TASK PROMPT:
Quote all of the entries word for word.
** Start **
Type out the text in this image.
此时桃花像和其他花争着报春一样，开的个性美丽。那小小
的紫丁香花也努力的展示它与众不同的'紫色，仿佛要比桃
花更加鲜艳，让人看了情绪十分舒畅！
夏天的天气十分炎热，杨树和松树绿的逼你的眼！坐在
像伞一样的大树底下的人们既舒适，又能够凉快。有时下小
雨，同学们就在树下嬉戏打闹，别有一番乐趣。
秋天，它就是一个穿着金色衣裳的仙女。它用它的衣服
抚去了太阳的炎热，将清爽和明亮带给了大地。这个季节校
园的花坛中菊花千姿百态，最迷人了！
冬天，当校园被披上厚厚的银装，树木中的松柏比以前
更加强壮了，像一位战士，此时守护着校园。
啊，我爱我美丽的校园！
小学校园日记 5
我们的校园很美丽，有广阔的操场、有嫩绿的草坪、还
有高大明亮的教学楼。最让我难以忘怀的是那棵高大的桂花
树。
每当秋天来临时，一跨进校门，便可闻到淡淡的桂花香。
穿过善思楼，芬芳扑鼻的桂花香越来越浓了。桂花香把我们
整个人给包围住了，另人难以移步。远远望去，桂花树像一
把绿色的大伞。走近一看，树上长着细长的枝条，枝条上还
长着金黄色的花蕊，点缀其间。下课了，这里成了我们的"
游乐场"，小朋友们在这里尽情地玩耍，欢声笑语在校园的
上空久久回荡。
** End **
WRITTEN RESPONSE:
Type out the text in this image.
此时桃花像和其他花争着报春一样，开的个性美丽。那小小
的紫丁香花也努力的展示它与众不同的'紫色，仿佛要比桃
花更加鲜艳，让人看了情绪十分舒畅！
夏天的天气十分炎热，杨树和松树绿的逼你的眼！坐在
像伞一样的大树底下的人们既舒适，又能够凉快。有时下小
雨，同学们就在树下嬉戏打闹，别有一番乐趣。
秋天，它就是一个穿着金色衣裳的仙女。它用它的衣服
抚去了太阳的炎热，将清爽和明亮带给了大地。这个季节校
园的花坛中菊花千姿百态，最迷人了！
冬天，当校园被披上厚厚的银装，树木中的松柏比以前
更加强壮了，像一位战士，此时守护着校园。
啊，我爱我美丽的校园！
小学校园日记 5
我们的校园很美丽，有广阔的操场、有嫩绿的草坪、还
有高大明亮的教学楼。最让我难以忘怀的是那棵高大的桂花
树。
每当秋天来临时，一跨进校门，便可闻到淡淡的桂花香。
穿过善思楼，芬芳扑鼻的桂花香越来越浓了。桂花香把我们
整个人给包围住了，另人难以移步。远远望去，桂花树像一
把绿色的大伞。走近一看，树上长着细长的枝条，枝条上还
长着金黄色的花蕊，点缀其间。下课了，这里成了我们的"
游乐场"，小朋友们在这里尽情地玩耍，欢声笑语在校园的
上空久久回荡。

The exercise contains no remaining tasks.